=== Rows ===
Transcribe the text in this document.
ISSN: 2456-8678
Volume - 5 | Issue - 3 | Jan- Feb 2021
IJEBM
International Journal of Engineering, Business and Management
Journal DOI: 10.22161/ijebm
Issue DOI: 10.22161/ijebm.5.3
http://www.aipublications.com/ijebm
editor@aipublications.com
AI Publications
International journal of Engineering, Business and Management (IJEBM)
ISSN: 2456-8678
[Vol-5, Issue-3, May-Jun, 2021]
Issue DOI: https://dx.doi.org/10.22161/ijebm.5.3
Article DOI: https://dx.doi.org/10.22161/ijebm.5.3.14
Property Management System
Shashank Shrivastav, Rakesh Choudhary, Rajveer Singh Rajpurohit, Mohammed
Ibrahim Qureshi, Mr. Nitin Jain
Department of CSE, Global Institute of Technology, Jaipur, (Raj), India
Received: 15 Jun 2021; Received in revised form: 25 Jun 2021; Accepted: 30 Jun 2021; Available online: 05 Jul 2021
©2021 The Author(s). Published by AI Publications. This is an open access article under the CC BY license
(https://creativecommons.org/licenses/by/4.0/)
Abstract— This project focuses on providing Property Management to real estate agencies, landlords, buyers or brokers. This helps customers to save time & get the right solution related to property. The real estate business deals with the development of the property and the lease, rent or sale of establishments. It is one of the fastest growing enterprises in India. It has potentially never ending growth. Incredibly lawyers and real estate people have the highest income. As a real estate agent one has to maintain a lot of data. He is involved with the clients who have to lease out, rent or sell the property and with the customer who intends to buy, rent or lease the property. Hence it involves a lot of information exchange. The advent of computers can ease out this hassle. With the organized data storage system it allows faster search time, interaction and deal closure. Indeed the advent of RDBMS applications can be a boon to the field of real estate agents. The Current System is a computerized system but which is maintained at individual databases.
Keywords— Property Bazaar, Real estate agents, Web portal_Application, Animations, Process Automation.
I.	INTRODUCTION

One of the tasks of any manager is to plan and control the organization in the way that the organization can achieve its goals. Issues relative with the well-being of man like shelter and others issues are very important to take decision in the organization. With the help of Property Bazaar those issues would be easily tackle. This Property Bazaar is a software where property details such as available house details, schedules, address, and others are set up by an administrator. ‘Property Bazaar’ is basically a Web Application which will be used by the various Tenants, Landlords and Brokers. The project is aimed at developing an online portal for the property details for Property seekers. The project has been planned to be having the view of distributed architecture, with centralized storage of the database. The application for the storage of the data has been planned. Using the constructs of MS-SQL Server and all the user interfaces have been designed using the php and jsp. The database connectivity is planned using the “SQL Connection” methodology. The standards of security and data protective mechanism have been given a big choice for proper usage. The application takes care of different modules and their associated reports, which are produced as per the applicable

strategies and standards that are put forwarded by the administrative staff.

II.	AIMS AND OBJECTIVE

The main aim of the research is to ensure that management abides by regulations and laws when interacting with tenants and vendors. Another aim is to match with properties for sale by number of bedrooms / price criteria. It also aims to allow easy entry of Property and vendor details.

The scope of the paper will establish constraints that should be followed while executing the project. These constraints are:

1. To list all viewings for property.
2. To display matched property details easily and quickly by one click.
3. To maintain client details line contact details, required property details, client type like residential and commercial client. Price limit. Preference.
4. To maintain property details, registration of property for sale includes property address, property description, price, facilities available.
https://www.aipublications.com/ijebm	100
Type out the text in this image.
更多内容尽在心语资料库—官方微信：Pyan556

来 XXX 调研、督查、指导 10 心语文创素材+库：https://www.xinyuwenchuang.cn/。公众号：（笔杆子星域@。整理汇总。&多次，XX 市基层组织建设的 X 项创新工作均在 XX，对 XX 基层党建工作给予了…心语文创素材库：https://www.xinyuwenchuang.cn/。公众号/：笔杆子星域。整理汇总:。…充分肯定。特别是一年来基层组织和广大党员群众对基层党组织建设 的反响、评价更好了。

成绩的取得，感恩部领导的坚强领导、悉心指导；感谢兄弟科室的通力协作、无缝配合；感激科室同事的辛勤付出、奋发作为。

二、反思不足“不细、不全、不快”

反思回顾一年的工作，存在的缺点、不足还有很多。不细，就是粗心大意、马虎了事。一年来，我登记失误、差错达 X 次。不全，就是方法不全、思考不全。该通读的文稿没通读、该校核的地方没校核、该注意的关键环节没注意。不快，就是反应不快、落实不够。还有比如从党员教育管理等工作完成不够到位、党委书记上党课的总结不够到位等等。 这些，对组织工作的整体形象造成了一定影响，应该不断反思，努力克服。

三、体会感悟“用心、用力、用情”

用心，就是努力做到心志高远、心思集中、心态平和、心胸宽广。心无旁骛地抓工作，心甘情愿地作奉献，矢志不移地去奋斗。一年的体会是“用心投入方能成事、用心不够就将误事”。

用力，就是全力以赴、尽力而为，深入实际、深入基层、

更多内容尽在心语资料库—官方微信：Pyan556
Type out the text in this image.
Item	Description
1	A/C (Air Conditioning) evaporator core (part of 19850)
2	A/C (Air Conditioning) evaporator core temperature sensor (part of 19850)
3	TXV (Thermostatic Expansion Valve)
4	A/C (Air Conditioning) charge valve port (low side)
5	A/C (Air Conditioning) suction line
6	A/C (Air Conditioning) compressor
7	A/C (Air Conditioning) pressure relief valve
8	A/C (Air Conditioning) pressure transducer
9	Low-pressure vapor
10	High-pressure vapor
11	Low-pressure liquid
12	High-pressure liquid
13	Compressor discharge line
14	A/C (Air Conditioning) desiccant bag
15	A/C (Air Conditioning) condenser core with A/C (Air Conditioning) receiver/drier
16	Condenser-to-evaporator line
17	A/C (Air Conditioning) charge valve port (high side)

=== What to do ===
Find the word "evaporator" in the entries above and gather every line that holds it.

=== Exercise output ===
1	A/C (Air Conditioning) evaporator core (part of 19850)
2	A/C (Air Conditioning) evaporator core temperature sensor (part of 19850)
16	Condenser-to-evaporator line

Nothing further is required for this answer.